**STATED GOAL**. Output an exact reproduction of the data.

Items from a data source

- - -

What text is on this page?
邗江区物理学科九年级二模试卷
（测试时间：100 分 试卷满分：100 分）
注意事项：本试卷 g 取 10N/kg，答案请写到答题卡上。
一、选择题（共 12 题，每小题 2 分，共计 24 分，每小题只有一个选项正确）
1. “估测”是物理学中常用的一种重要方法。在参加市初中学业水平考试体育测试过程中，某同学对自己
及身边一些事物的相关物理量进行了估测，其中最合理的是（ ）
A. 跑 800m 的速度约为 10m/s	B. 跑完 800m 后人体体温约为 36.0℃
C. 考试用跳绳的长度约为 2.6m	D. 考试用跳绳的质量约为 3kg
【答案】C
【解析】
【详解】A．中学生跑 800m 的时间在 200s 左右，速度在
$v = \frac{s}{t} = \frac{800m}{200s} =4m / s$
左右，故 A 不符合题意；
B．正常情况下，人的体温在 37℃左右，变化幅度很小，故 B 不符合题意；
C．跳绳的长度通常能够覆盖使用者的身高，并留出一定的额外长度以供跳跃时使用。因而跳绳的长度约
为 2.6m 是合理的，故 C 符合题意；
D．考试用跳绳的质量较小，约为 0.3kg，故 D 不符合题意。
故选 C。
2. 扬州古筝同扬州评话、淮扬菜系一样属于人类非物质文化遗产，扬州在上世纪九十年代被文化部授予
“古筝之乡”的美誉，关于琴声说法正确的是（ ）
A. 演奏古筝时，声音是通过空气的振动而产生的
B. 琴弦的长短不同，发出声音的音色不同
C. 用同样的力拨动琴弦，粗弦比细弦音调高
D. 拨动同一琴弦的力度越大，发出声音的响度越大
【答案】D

- - -

**SOLUTION FOR THIS PROBLEM**.
What text is on this page?
邗江区物理学科九年级二模试卷
（测试时间：100 分 试卷满分：100 分）
注意事项：本试卷 g 取 10N/kg，答案请写到答题卡上。
一、选择题（共 12 题，每小题 2 分，共计 24 分，每小题只有一个选项正确）
1. “估测”是物理学中常用的一种重要方法。在参加市初中学业水平考试体育测试过程中，某同学对自己
及身边一些事物的相关物理量进行了估测，其中最合理的是（ ）
A. 跑 800m 的速度约为 10m/s	B. 跑完 800m 后人体体温约为 36.0℃
C. 考试用跳绳的长度约为 2.6m	D. 考试用跳绳的质量约为 3kg
【答案】C
【解析】
【详解】A．中学生跑 800m 的时间在 200s 左右，速度在
$v = \frac{s}{t} = \frac{800m}{200s} =4m / s$
左右，故 A 不符合题意；
B．正常情况下，人的体温在 37℃左右，变化幅度很小，故 B 不符合题意；
C．跳绳的长度通常能够覆盖使用者的身高，并留出一定的额外长度以供跳跃时使用。因而跳绳的长度约
为 2.6m 是合理的，故 C 符合题意；
D．考试用跳绳的质量较小，约为 0.3kg，故 D 不符合题意。
故选 C。
2. 扬州古筝同扬州评话、淮扬菜系一样属于人类非物质文化遗产，扬州在上世纪九十年代被文化部授予
“古筝之乡”的美誉，关于琴声说法正确的是（ ）
A. 演奏古筝时，声音是通过空气的振动而产生的
B. 琴弦的长短不同，发出声音的音色不同
C. 用同样的力拨动琴弦，粗弦比细弦音调高
D. 拨动同一琴弦的力度越大，发出声音的响度越大
【答案】D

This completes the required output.